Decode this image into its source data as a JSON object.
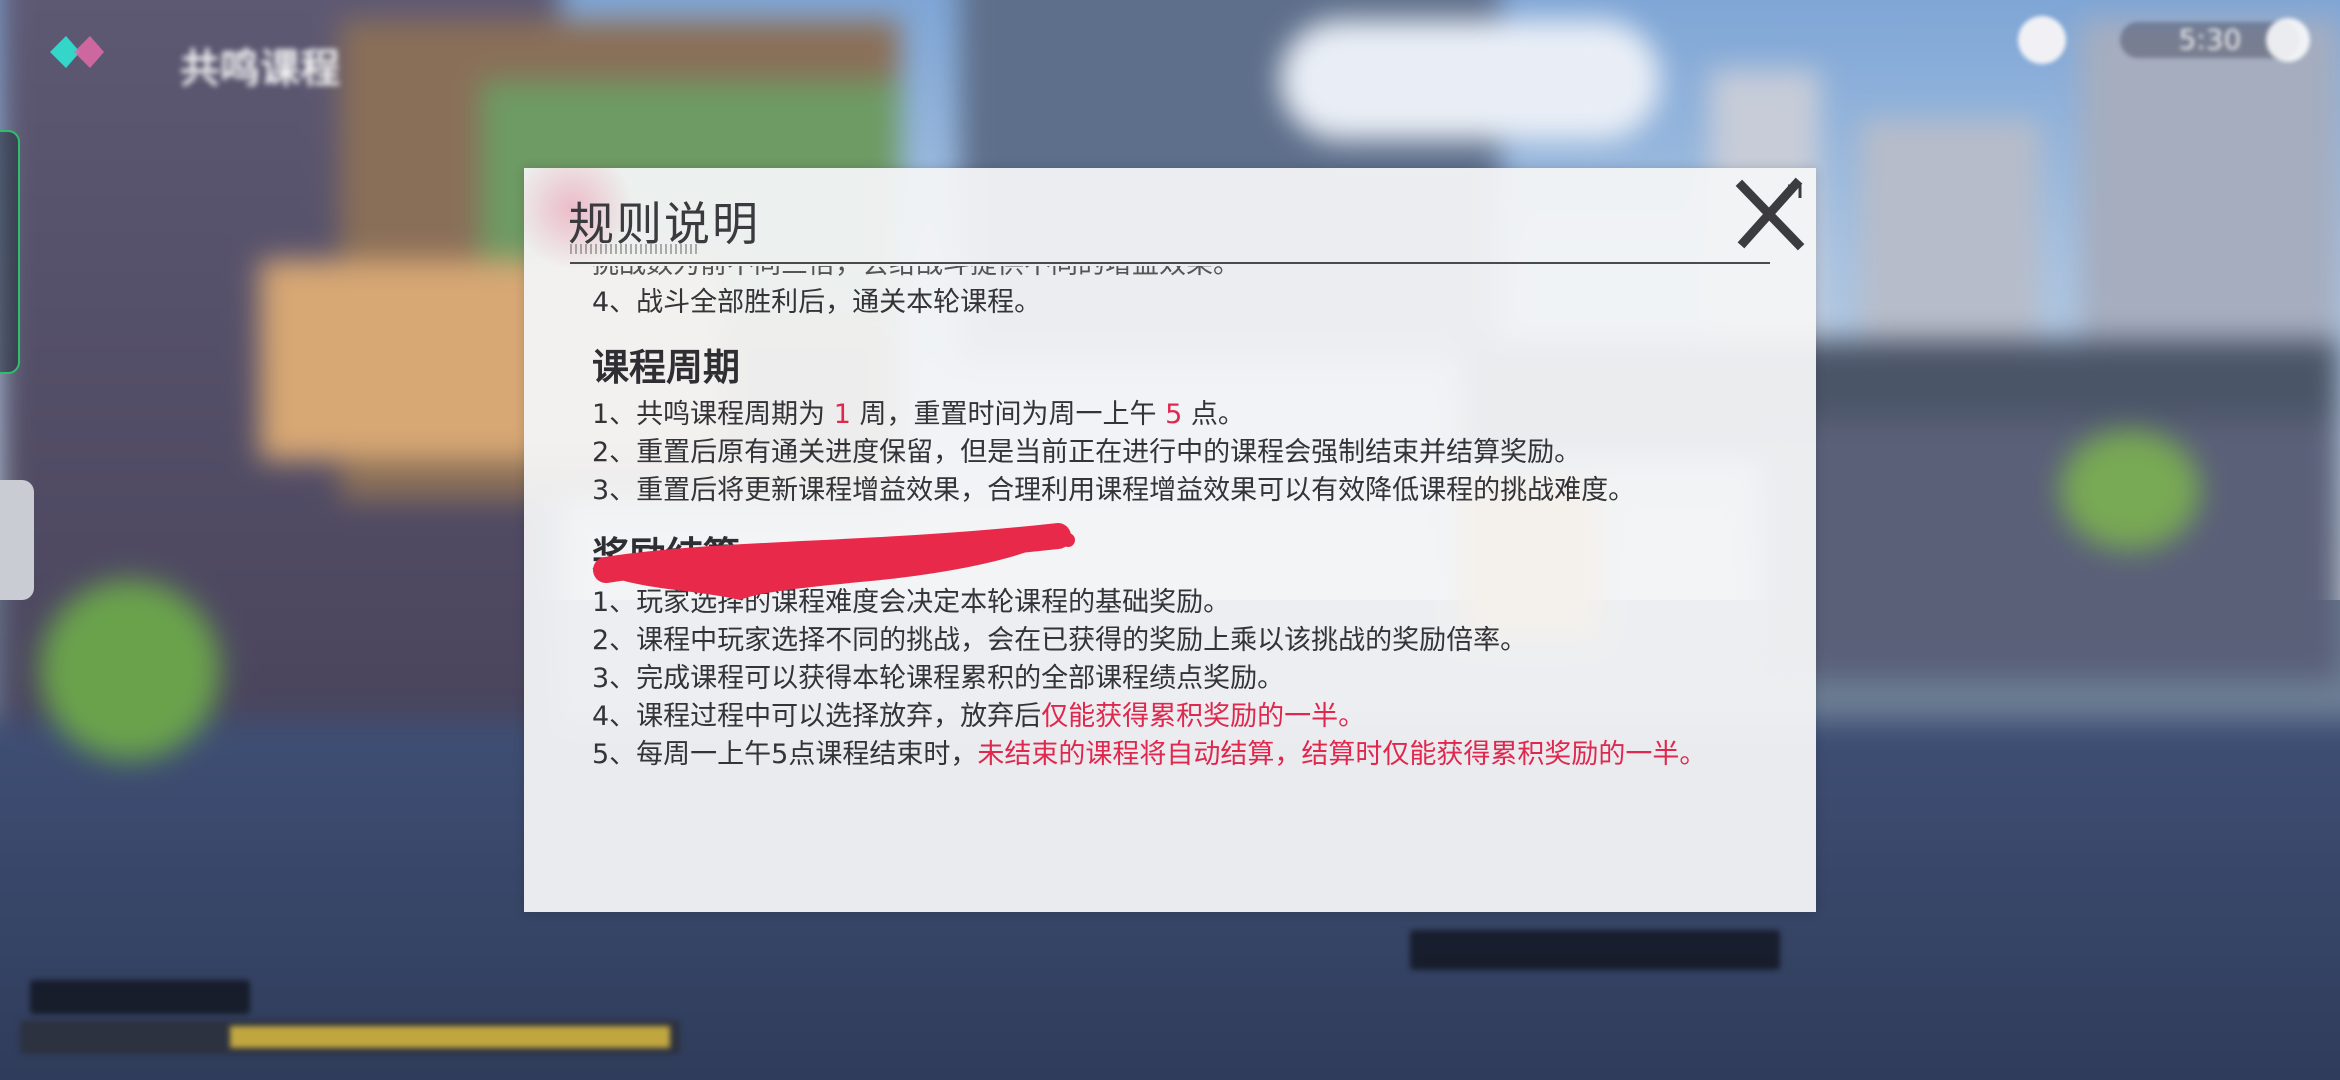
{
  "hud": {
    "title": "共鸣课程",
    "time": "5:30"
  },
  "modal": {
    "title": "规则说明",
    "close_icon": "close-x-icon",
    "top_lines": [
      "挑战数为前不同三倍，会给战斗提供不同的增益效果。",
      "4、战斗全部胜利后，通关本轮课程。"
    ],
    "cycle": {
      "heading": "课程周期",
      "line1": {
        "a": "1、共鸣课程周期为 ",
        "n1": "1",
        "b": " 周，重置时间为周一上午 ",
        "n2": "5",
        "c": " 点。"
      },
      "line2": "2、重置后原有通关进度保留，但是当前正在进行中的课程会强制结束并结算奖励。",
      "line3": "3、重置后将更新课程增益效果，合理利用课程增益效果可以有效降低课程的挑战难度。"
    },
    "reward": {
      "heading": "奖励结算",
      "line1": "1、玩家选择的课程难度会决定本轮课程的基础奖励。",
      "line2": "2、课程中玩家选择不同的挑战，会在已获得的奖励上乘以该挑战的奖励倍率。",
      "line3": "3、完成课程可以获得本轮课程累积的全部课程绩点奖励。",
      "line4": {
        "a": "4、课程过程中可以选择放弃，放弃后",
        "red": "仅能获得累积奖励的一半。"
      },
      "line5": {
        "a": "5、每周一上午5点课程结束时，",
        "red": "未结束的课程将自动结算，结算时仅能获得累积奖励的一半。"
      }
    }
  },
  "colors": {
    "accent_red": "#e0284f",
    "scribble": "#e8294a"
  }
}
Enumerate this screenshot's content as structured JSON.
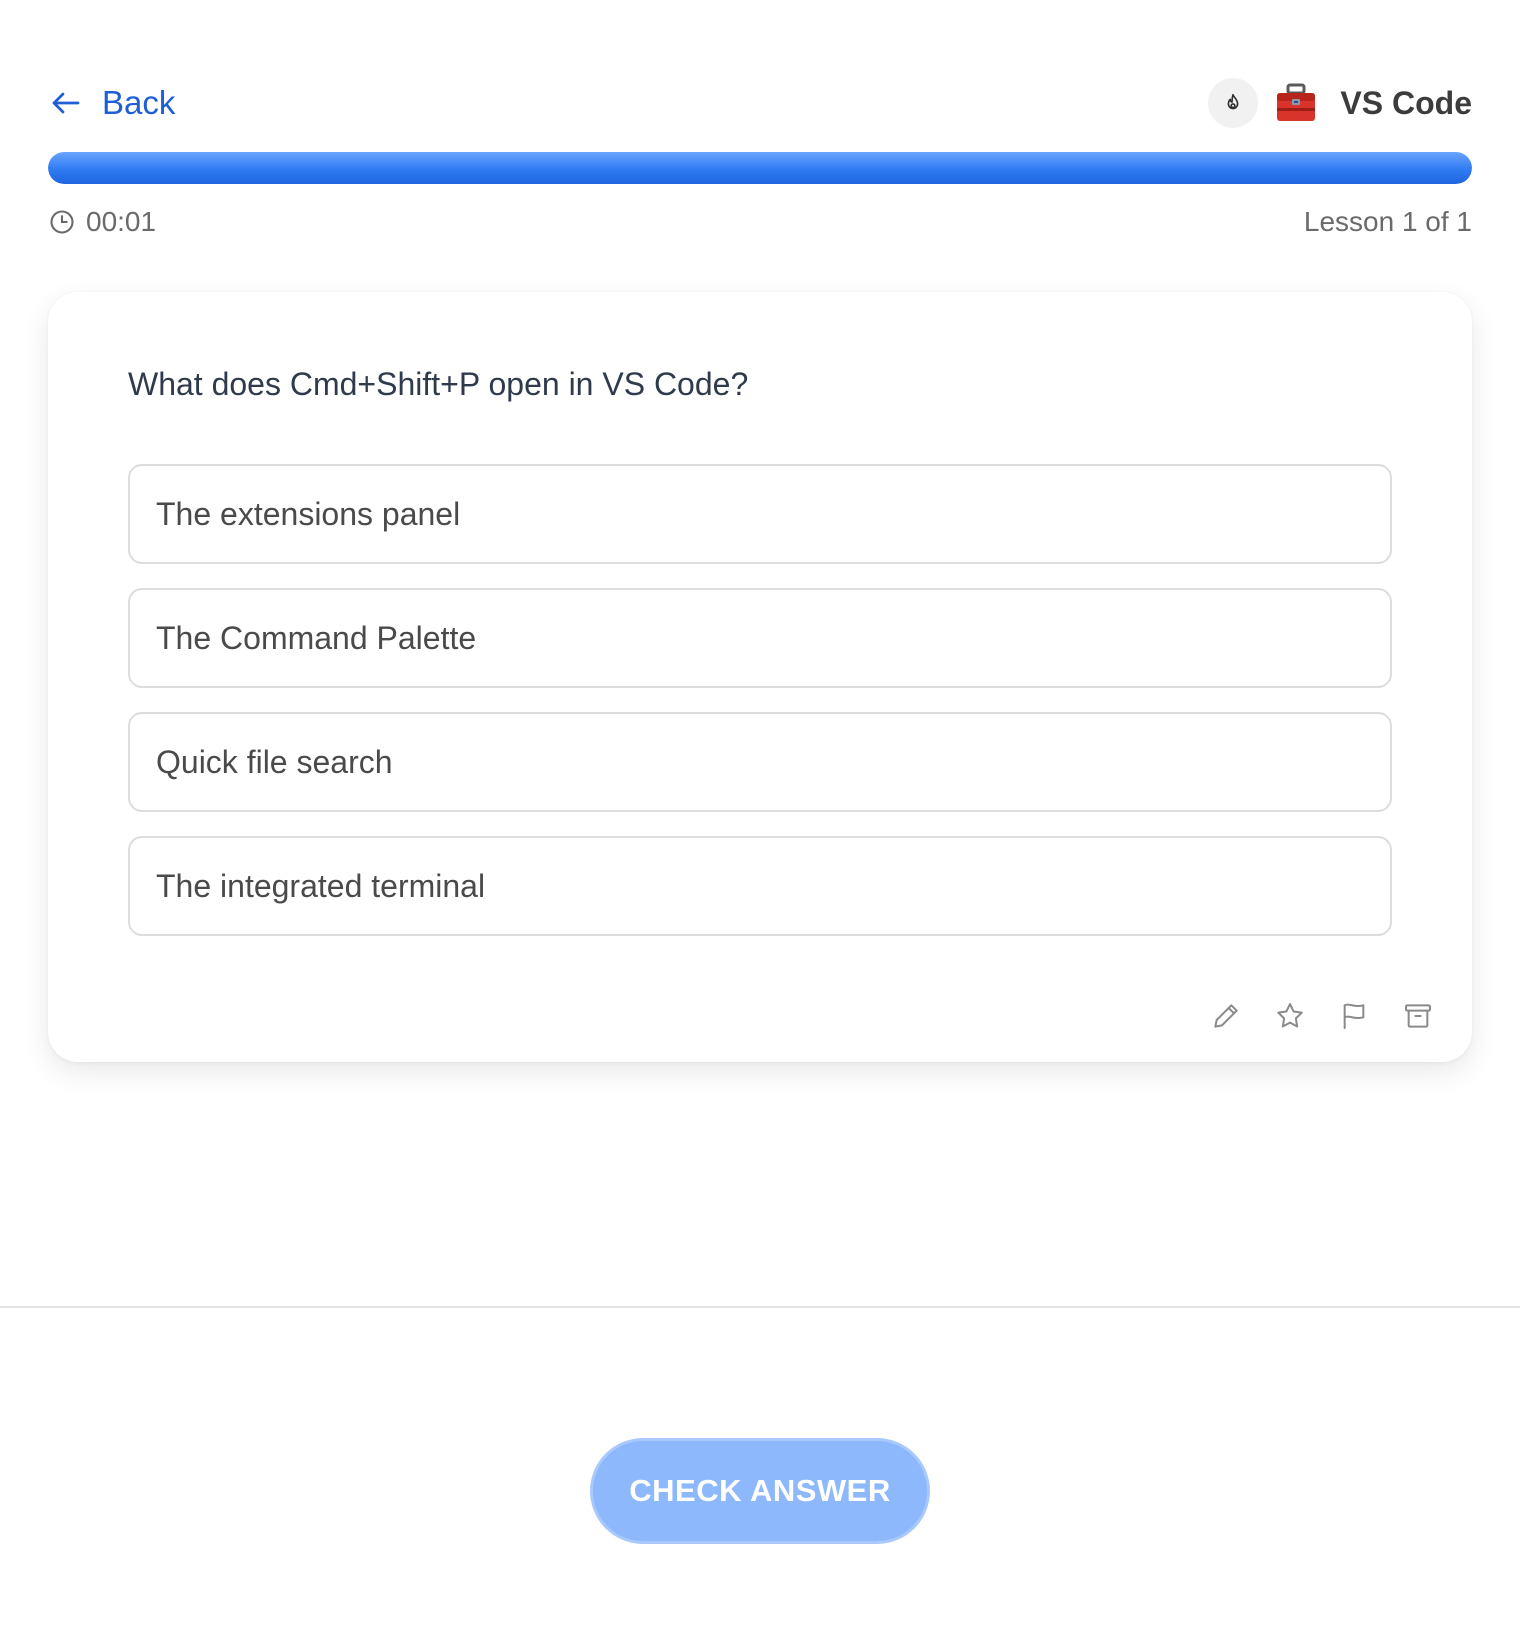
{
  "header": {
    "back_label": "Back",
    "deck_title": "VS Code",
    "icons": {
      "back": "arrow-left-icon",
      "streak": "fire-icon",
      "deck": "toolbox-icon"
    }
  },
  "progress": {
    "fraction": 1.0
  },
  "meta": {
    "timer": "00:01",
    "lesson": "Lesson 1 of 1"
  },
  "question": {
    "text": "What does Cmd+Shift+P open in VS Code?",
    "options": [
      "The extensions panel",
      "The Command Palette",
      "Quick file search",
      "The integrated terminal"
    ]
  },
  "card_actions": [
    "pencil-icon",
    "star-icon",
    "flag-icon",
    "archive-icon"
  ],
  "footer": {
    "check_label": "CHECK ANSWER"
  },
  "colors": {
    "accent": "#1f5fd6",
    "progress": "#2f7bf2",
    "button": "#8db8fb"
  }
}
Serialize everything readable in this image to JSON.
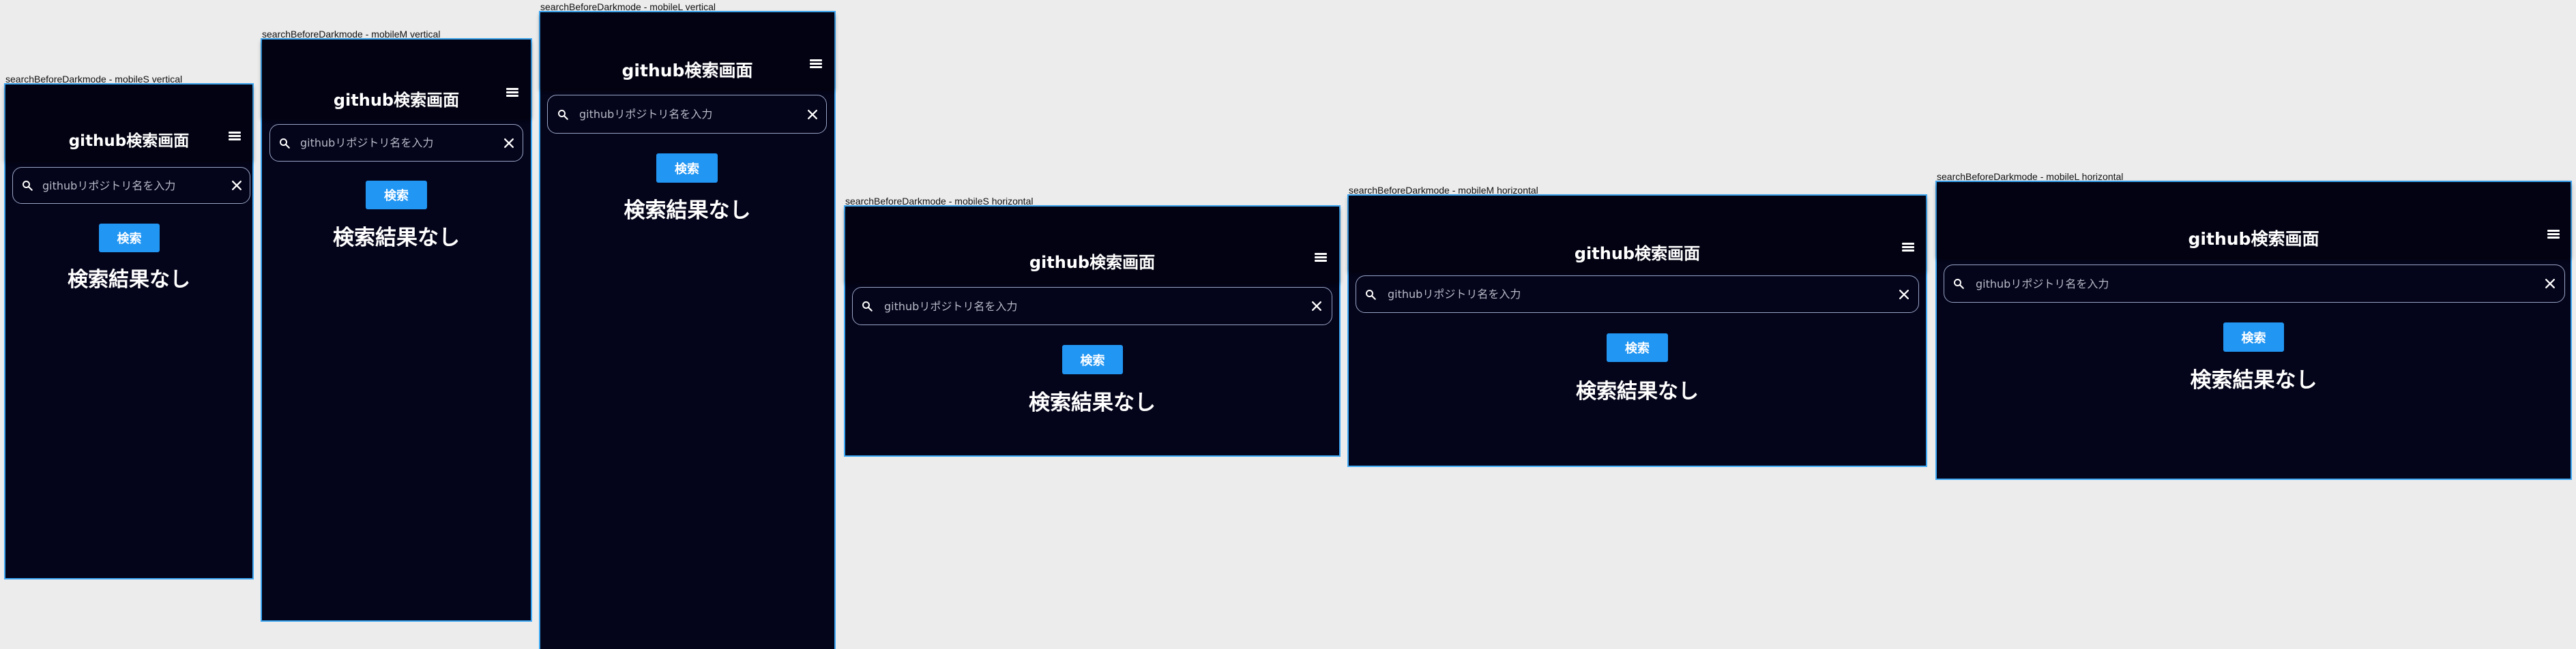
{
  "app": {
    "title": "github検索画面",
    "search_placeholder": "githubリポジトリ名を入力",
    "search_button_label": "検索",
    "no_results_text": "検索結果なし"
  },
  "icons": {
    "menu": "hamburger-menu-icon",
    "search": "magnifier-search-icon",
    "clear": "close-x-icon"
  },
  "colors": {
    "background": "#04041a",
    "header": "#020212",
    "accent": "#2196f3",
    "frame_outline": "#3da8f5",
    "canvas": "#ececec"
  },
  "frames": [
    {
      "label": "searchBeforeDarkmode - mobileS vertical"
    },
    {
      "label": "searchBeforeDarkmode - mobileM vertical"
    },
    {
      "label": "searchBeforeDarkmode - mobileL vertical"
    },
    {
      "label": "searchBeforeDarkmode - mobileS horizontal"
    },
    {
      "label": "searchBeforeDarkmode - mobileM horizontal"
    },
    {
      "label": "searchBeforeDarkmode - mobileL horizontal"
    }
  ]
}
* * *
- _Set task_:
Output exactly the lines from the one containing "Enumerate this screenshot's" through the last line of the records above, both included, and leave out the pictures.

- _Exercise answer_:
Enumerate this screenshot's content as structured JSON.
{
  "header": {
    "back_label": "Back",
    "deck_title": "VS Code",
    "icons": {
      "back": "arrow-left-icon",
      "streak": "fire-icon",
      "deck": "toolbox-icon"
    }
  },
  "progress": {
    "fraction": 1.0
  },
  "meta": {
    "timer": "00:01",
    "lesson": "Lesson 1 of 1"
  },
  "question": {
    "text": "What does Cmd+Shift+P open in VS Code?",
    "options": [
      "The extensions panel",
      "The Command Palette",
      "Quick file search",
      "The integrated terminal"
    ]
  },
  "card_actions": [
    "pencil-icon",
    "star-icon",
    "flag-icon",
    "archive-icon"
  ],
  "footer": {
    "check_label": "CHECK ANSWER"
  },
  "colors": {
    "accent": "#1f5fd6",
    "progress": "#2f7bf2",
    "button": "#8db8fb"
  }
}
Serialize everything readable in this image to JSON.
{
  "app": {
    "title": "github検索画面",
    "search_placeholder": "githubリポジトリ名を入力",
    "search_button_label": "検索",
    "no_results_text": "検索結果なし"
  },
  "icons": {
    "menu": "hamburger-menu-icon",
    "search": "magnifier-search-icon",
    "clear": "close-x-icon"
  },
  "colors": {
    "background": "#04041a",
    "header": "#020212",
    "accent": "#2196f3",
    "frame_outline": "#3da8f5",
    "canvas": "#ececec"
  },
  "frames": [
    {
      "label": "searchBeforeDarkmode - mobileS vertical"
    },
    {
      "label": "searchBeforeDarkmode - mobileM vertical"
    },
    {
      "label": "searchBeforeDarkmode - mobileL vertical"
    },
    {
      "label": "searchBeforeDarkmode - mobileS horizontal"
    },
    {
      "label": "searchBeforeDarkmode - mobileM horizontal"
    },
    {
      "label": "searchBeforeDarkmode - mobileL horizontal"
    }
  ]
}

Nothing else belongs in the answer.